Given problem: Your reply should be a single number: how many lines contain the string "также".

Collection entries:
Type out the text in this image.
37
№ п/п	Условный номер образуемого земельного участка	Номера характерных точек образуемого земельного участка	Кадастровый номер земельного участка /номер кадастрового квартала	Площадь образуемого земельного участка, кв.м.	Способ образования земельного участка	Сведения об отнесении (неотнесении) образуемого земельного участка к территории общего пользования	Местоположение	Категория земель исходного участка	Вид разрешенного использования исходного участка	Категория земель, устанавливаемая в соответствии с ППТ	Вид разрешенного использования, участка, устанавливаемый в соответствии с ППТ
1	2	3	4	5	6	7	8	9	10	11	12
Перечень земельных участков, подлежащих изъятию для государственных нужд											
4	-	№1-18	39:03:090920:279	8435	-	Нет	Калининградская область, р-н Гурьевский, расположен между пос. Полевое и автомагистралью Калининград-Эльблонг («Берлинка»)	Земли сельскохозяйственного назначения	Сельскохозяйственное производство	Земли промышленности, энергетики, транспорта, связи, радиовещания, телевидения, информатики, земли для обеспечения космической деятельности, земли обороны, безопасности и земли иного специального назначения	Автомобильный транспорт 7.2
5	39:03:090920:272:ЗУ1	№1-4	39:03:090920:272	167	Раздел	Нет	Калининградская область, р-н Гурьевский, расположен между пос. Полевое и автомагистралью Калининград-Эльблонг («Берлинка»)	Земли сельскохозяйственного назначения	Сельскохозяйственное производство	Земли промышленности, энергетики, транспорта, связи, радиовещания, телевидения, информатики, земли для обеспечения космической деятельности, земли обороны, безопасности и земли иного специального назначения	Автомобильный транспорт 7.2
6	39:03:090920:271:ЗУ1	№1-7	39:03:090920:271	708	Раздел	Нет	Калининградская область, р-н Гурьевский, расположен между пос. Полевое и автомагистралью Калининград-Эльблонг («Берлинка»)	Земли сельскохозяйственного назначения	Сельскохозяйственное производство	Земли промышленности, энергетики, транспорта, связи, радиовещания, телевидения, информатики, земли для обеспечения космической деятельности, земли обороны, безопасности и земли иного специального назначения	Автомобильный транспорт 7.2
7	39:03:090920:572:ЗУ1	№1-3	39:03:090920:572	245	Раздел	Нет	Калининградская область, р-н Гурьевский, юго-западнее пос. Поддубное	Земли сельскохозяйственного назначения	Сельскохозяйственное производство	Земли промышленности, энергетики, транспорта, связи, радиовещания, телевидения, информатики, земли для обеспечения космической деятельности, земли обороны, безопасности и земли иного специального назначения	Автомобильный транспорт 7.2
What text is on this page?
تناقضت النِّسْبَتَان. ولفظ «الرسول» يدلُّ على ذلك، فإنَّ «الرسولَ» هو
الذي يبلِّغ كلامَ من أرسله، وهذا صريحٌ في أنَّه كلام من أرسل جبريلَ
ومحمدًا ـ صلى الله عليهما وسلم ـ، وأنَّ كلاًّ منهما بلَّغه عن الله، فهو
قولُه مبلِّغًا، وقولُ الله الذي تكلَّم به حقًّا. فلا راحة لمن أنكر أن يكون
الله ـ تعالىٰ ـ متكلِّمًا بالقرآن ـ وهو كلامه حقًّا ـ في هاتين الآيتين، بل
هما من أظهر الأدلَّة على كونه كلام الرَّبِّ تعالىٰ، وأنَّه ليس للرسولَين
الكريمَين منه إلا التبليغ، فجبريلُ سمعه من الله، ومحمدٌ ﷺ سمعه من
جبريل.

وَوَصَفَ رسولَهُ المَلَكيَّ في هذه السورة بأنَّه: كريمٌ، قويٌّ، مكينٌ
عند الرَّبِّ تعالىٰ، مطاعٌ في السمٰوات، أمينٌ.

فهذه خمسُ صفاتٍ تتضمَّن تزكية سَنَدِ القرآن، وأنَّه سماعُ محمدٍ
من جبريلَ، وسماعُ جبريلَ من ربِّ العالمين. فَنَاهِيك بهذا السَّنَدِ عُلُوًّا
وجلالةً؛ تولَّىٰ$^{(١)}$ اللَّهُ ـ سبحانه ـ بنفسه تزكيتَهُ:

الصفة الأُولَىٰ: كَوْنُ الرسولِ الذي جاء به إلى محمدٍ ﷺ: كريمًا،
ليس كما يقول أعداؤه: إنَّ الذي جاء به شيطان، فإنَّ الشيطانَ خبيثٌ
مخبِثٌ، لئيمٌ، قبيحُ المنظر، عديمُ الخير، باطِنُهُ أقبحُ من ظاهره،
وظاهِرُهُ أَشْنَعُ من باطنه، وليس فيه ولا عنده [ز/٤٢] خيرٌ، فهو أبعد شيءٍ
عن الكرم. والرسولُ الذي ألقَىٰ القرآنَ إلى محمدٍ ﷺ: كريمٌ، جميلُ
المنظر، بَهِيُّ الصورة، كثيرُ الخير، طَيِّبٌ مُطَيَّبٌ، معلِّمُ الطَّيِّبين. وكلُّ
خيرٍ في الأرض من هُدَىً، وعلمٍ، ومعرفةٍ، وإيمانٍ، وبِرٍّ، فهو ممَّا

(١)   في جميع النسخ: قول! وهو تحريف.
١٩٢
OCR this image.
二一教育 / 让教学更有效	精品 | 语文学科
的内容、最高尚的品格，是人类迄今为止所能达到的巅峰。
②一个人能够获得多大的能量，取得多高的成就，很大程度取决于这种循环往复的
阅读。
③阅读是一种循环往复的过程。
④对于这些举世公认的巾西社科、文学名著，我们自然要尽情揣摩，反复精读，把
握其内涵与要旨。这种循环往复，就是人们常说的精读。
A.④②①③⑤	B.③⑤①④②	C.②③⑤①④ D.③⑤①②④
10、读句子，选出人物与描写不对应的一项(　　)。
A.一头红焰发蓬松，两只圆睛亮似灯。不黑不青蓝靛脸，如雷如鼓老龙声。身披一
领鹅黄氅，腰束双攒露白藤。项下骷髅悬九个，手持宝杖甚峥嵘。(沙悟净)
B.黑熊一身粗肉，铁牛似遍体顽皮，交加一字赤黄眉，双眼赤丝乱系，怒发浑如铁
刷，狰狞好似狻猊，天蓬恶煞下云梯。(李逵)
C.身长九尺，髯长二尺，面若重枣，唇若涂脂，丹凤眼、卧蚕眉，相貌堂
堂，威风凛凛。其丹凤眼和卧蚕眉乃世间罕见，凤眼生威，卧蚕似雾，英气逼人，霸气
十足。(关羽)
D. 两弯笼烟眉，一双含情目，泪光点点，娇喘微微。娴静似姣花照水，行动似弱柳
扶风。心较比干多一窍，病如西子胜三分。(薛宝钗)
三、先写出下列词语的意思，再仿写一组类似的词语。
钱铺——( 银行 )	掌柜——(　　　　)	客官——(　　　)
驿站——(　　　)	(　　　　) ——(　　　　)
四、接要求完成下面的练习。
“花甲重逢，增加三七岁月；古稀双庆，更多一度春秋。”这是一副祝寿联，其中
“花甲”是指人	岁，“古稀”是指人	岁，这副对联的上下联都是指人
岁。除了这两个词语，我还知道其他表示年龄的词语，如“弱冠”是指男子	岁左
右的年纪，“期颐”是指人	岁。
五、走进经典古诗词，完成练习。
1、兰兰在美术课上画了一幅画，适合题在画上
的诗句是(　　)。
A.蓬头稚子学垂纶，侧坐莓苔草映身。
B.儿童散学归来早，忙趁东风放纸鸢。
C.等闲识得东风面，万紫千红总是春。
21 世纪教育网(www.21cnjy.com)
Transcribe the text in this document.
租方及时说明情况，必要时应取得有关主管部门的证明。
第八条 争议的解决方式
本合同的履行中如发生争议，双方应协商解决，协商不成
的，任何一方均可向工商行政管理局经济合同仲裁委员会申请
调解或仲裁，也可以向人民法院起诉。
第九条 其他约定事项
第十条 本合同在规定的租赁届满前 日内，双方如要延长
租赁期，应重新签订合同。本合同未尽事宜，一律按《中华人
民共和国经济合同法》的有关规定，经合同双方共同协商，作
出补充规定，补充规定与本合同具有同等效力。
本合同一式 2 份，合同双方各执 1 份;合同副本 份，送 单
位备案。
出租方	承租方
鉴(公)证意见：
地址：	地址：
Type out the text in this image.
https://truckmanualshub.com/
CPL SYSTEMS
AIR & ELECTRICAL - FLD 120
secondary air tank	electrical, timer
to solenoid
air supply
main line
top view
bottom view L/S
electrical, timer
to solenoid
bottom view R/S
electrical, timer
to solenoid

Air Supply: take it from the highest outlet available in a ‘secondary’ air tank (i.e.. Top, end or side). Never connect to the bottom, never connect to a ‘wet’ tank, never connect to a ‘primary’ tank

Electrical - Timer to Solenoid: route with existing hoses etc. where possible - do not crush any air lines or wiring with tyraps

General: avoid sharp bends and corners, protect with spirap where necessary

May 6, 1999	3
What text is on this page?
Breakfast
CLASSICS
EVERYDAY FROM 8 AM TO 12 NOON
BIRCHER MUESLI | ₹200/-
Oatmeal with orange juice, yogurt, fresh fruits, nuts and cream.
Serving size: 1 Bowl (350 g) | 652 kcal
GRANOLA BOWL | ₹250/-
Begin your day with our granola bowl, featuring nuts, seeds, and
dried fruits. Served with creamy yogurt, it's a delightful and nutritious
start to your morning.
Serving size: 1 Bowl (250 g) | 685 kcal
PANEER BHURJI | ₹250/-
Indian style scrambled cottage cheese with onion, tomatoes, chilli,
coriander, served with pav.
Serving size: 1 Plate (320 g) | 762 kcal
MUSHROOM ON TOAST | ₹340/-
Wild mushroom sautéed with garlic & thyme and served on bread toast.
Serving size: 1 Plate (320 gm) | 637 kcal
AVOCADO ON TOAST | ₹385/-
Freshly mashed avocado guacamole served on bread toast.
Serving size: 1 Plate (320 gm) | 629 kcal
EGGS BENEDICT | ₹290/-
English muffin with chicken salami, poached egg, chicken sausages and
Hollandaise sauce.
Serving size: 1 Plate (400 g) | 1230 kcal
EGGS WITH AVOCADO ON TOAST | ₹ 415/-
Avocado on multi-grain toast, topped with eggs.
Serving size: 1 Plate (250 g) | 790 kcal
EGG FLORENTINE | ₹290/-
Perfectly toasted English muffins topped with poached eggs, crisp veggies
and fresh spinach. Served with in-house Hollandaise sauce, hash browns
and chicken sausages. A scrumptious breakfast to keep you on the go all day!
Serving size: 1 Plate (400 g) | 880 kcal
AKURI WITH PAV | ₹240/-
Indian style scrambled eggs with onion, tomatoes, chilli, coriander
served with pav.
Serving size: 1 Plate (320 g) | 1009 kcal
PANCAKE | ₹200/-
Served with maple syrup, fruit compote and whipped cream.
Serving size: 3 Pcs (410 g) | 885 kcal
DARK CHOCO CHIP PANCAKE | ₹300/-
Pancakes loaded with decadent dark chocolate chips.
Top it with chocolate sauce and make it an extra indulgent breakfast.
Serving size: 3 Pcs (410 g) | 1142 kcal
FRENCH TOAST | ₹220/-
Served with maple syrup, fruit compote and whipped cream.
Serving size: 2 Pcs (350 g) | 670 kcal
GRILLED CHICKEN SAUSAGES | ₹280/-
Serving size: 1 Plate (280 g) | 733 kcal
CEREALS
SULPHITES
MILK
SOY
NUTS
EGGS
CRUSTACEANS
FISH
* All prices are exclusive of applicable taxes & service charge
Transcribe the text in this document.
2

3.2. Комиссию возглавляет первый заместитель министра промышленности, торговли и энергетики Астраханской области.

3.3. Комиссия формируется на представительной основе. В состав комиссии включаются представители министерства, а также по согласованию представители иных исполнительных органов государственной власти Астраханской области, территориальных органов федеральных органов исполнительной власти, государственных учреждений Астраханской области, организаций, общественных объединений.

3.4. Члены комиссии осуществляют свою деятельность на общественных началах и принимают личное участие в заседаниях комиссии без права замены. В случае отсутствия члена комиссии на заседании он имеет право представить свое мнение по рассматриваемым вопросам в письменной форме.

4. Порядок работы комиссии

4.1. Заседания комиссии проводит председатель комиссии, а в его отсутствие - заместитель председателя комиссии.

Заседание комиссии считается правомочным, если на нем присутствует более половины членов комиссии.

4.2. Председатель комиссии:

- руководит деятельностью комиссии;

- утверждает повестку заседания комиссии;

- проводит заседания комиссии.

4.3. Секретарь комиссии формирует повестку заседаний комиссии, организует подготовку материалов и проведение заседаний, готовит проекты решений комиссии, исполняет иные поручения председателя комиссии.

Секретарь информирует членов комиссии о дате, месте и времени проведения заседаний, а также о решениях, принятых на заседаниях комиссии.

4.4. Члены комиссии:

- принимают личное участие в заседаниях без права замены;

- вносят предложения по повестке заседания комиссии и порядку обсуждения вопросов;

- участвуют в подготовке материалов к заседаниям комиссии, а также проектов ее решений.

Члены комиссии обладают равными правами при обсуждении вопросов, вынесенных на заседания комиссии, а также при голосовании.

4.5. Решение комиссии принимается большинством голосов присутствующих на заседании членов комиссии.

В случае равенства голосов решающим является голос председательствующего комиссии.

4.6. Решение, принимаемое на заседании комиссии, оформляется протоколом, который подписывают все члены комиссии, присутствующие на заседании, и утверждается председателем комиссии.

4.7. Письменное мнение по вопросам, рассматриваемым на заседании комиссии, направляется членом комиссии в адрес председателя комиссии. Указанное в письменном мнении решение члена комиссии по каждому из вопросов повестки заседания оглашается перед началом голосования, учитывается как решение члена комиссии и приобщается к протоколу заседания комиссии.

Correct result: 4